Exercise goal
Write out all the lines again, precisely as they stand, but without the images.
───── Items ─────
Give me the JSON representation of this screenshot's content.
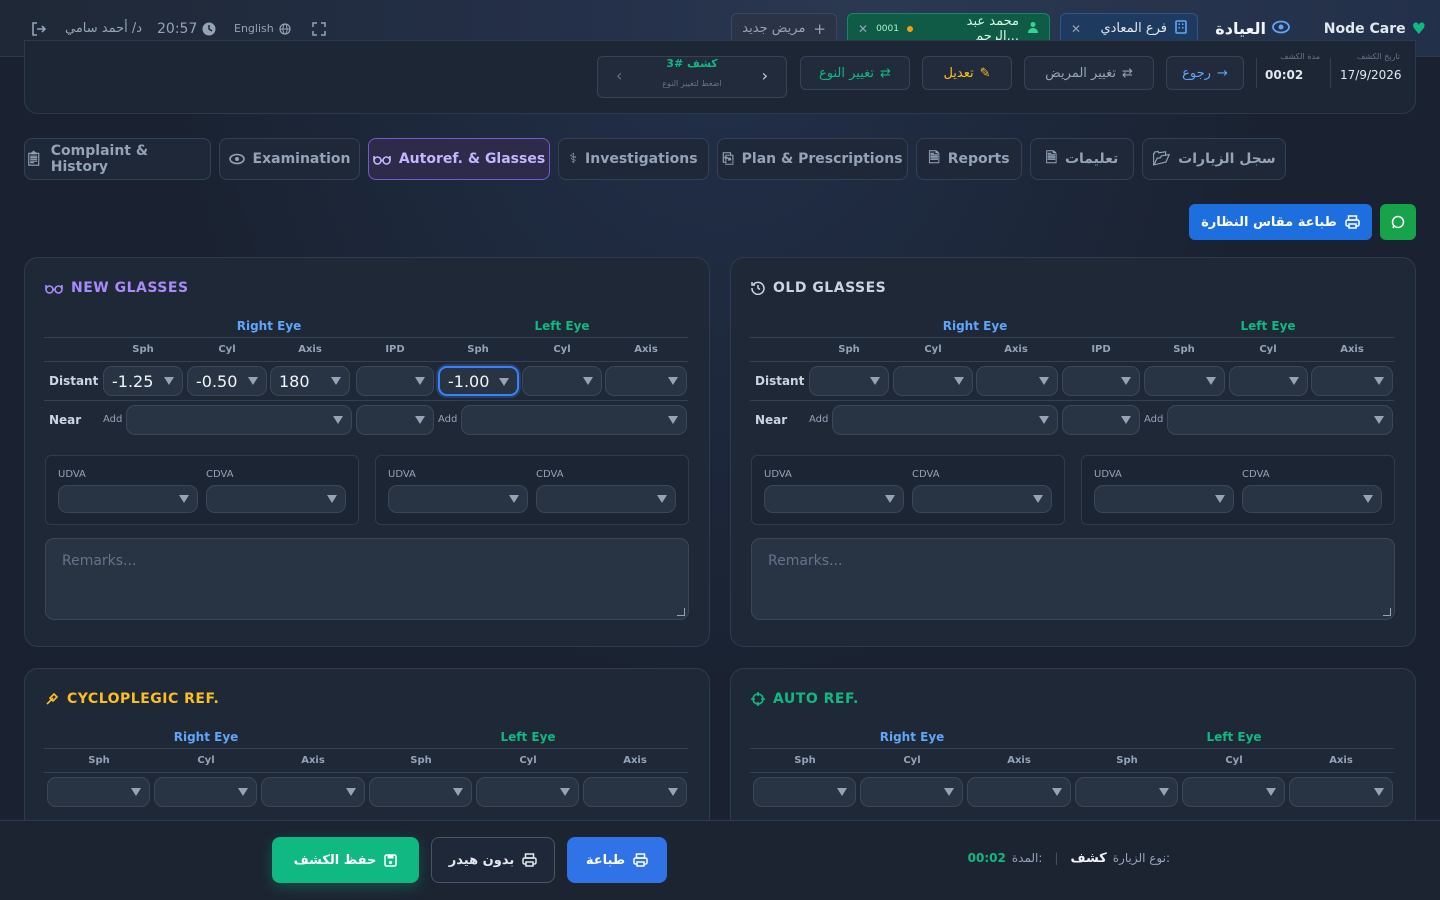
{
  "topbar": {
    "brand": "Node Care",
    "clinic": "العيادة",
    "branch": "فرع المعادي",
    "patient_name": "محمد عبد الرحم...",
    "patient_code": "0001",
    "new_patient": "مريض جديد",
    "language": "English",
    "time": "20:57",
    "doctor": "د/ أحمد سامي"
  },
  "summary": {
    "date_label": "تاريخ الكشف",
    "date_value": "17/9/2026",
    "duration_label": "مدة الكشف",
    "duration_value": "00:02",
    "back": "رجوع",
    "change_patient": "تغيير المريض",
    "edit": "تعديل",
    "change_type": "تغيير النوع",
    "visit_badge": "كشف #3",
    "visit_hint": "اضغط لتغيير النوع"
  },
  "tabs": [
    {
      "label": "Complaint & History",
      "icon": "clipboard-icon"
    },
    {
      "label": "Examination",
      "icon": "eye-icon"
    },
    {
      "label": "Autoref. & Glasses",
      "icon": "glasses-icon"
    },
    {
      "label": "Investigations",
      "icon": "microscope-icon"
    },
    {
      "label": "Plan & Prescriptions",
      "icon": "prescription-icon"
    },
    {
      "label": "Reports",
      "icon": "file-icon"
    },
    {
      "label": "تعليمات",
      "icon": "instructions-icon"
    },
    {
      "label": "سجل الزيارات",
      "icon": "folder-icon"
    }
  ],
  "actions": {
    "print_glasses": "طباعة مقاس النظارة"
  },
  "new_glasses": {
    "title": "NEW GLASSES",
    "right_eye": "Right Eye",
    "left_eye": "Left Eye",
    "cols": [
      "Sph",
      "Cyl",
      "Axis",
      "IPD",
      "Sph",
      "Cyl",
      "Axis"
    ],
    "distant": "Distant",
    "near": "Near",
    "add": "Add",
    "values": [
      "-1.25",
      "-0.50",
      "180",
      "",
      "-1.00",
      "",
      ""
    ],
    "udva": "UDVA",
    "cdva": "CDVA",
    "remarks_placeholder": "Remarks..."
  },
  "old_glasses": {
    "title": "OLD GLASSES",
    "right_eye": "Right Eye",
    "left_eye": "Left Eye",
    "cols": [
      "Sph",
      "Cyl",
      "Axis",
      "IPD",
      "Sph",
      "Cyl",
      "Axis"
    ],
    "distant": "Distant",
    "near": "Near",
    "add": "Add",
    "udva": "UDVA",
    "cdva": "CDVA",
    "remarks_placeholder": "Remarks..."
  },
  "cyclo": {
    "title": "CYCLOPLEGIC REF.",
    "right_eye": "Right Eye",
    "left_eye": "Left Eye",
    "cols": [
      "Sph",
      "Cyl",
      "Axis",
      "Sph",
      "Cyl",
      "Axis"
    ]
  },
  "auto": {
    "title": "AUTO REF.",
    "right_eye": "Right Eye",
    "left_eye": "Left Eye",
    "cols": [
      "Sph",
      "Cyl",
      "Axis",
      "Sph",
      "Cyl",
      "Axis"
    ]
  },
  "footer": {
    "visit_type_label": "نوع الزيارة:",
    "visit_type_value": "كشف",
    "duration_label": "المدة:",
    "duration_value": "00:02",
    "print": "طباعة",
    "no_header": "بدون هيدر",
    "save": "حفظ الكشف"
  }
}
─────
Problem solution
Give me the JSON representation of this screenshot's content.
{
  "topbar": {
    "brand": "Node Care",
    "clinic": "العيادة",
    "branch": "فرع المعادي",
    "patient_name": "محمد عبد الرحم...",
    "patient_code": "0001",
    "new_patient": "مريض جديد",
    "language": "English",
    "time": "20:57",
    "doctor": "د/ أحمد سامي"
  },
  "summary": {
    "date_label": "تاريخ الكشف",
    "date_value": "17/9/2026",
    "duration_label": "مدة الكشف",
    "duration_value": "00:02",
    "back": "رجوع",
    "change_patient": "تغيير المريض",
    "edit": "تعديل",
    "change_type": "تغيير النوع",
    "visit_badge": "كشف #3",
    "visit_hint": "اضغط لتغيير النوع"
  },
  "tabs": [
    {
      "label": "Complaint & History",
      "icon": "clipboard-icon"
    },
    {
      "label": "Examination",
      "icon": "eye-icon"
    },
    {
      "label": "Autoref. & Glasses",
      "icon": "glasses-icon"
    },
    {
      "label": "Investigations",
      "icon": "microscope-icon"
    },
    {
      "label": "Plan & Prescriptions",
      "icon": "prescription-icon"
    },
    {
      "label": "Reports",
      "icon": "file-icon"
    },
    {
      "label": "تعليمات",
      "icon": "instructions-icon"
    },
    {
      "label": "سجل الزيارات",
      "icon": "folder-icon"
    }
  ],
  "actions": {
    "print_glasses": "طباعة مقاس النظارة"
  },
  "new_glasses": {
    "title": "NEW GLASSES",
    "right_eye": "Right Eye",
    "left_eye": "Left Eye",
    "cols": [
      "Sph",
      "Cyl",
      "Axis",
      "IPD",
      "Sph",
      "Cyl",
      "Axis"
    ],
    "distant": "Distant",
    "near": "Near",
    "add": "Add",
    "values": [
      "-1.25",
      "-0.50",
      "180",
      "",
      "-1.00",
      "",
      ""
    ],
    "udva": "UDVA",
    "cdva": "CDVA",
    "remarks_placeholder": "Remarks..."
  },
  "old_glasses": {
    "title": "OLD GLASSES",
    "right_eye": "Right Eye",
    "left_eye": "Left Eye",
    "cols": [
      "Sph",
      "Cyl",
      "Axis",
      "IPD",
      "Sph",
      "Cyl",
      "Axis"
    ],
    "distant": "Distant",
    "near": "Near",
    "add": "Add",
    "udva": "UDVA",
    "cdva": "CDVA",
    "remarks_placeholder": "Remarks..."
  },
  "cyclo": {
    "title": "CYCLOPLEGIC REF.",
    "right_eye": "Right Eye",
    "left_eye": "Left Eye",
    "cols": [
      "Sph",
      "Cyl",
      "Axis",
      "Sph",
      "Cyl",
      "Axis"
    ]
  },
  "auto": {
    "title": "AUTO REF.",
    "right_eye": "Right Eye",
    "left_eye": "Left Eye",
    "cols": [
      "Sph",
      "Cyl",
      "Axis",
      "Sph",
      "Cyl",
      "Axis"
    ]
  },
  "footer": {
    "visit_type_label": "نوع الزيارة:",
    "visit_type_value": "كشف",
    "duration_label": "المدة:",
    "duration_value": "00:02",
    "print": "طباعة",
    "no_header": "بدون هيدر",
    "save": "حفظ الكشف"
  }
}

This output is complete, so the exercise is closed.